▶ **WRITTEN TASK**:
Pick every line with "khoản" from the material below.
>>>
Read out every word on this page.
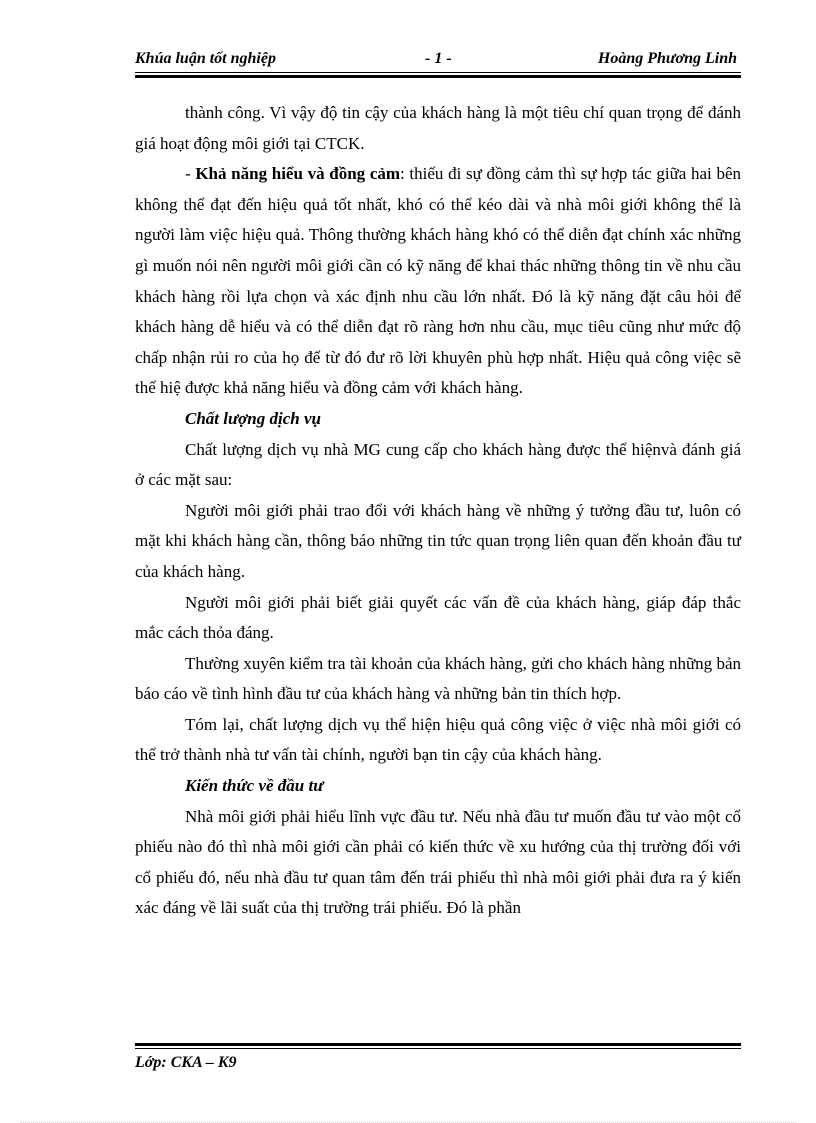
Khúa luận tốt nghiệp	- 1 -	Hoàng Phương Linh

thành công. Vì vậy độ tin cậy của khách hàng là một tiêu chí quan trọng để đánh giá hoạt động môi giới tại CTCK.

- Khả năng hiểu và đồng cảm: thiếu đi sự đồng cảm thì sự hợp tác giữa hai bên không thể đạt đến hiệu quả tốt nhất, khó có thể kéo dài và nhà môi giới không thể là người làm việc hiệu quả. Thông thường khách hàng khó có thể diễn đạt chính xác những gì muốn nói nên người môi giới cần có kỹ năng để khai thác những thông tin về nhu cầu khách hàng rồi lựa chọn và xác định nhu cầu lớn nhất. Đó là kỹ năng đặt câu hỏi để khách hàng dễ hiểu và có thể diễn đạt rõ ràng hơn nhu cầu, mục tiêu cũng như mức độ chấp nhận rủi ro của họ để từ đó đư rõ lời khuyên phù hợp nhất. Hiệu quả công việc sẽ thể hiệ được khả năng hiểu và đồng cảm với khách hàng.

Chất lượng dịch vụ

Chất lượng dịch vụ nhà MG cung cấp cho khách hàng được thể hiệnvà đánh giá ở các mặt sau:

Người môi giới phải trao đổi với khách hàng về những ý tưởng đầu tư, luôn có mặt khi khách hàng cần, thông báo những tin tức quan trọng liên quan đến khoản đầu tư của khách hàng.

Người môi giới phải biết giải quyết các vấn đề của khách hàng, giáp đáp thắc mắc cách thỏa đáng.

Thường xuyên kiểm tra tài khoản của khách hàng, gửi cho khách hàng những bản báo cáo về tình hình đầu tư của khách hàng và những bản tin thích hợp.

Tóm lại, chất lượng dịch vụ thể hiện hiệu quả công việc ở việc nhà môi giới có thể trở thành nhà tư vấn tài chính, người bạn tin cậy của khách hàng.

Kiến thức về đầu tư

Nhà môi giới phải hiểu lĩnh vực đầu tư. Nếu nhà đầu tư muốn đầu tư vào một cổ phiếu nào đó thì nhà môi giới cần phải có kiến thức về xu hướng của thị trường đối với cổ phiếu đó, nếu nhà đầu tư quan tâm đến trái phiếu thì nhà môi giới phải đưa ra ý kiến xác đáng về lãi suất của thị trường trái phiếu. Đó là phần

Lớp: CKA – K9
<<<
▶ **OUTPUT OF THE TASK**:
Người môi giới phải trao đổi với khách hàng về những ý tưởng đầu tư, luôn có mặt khi khách hàng cần, thông báo những tin tức quan trọng liên quan đến khoản đầu tư của khách hàng.
Thường xuyên kiểm tra tài khoản của khách hàng, gửi cho khách hàng những bản báo cáo về tình hình đầu tư của khách hàng và những bản tin thích hợp.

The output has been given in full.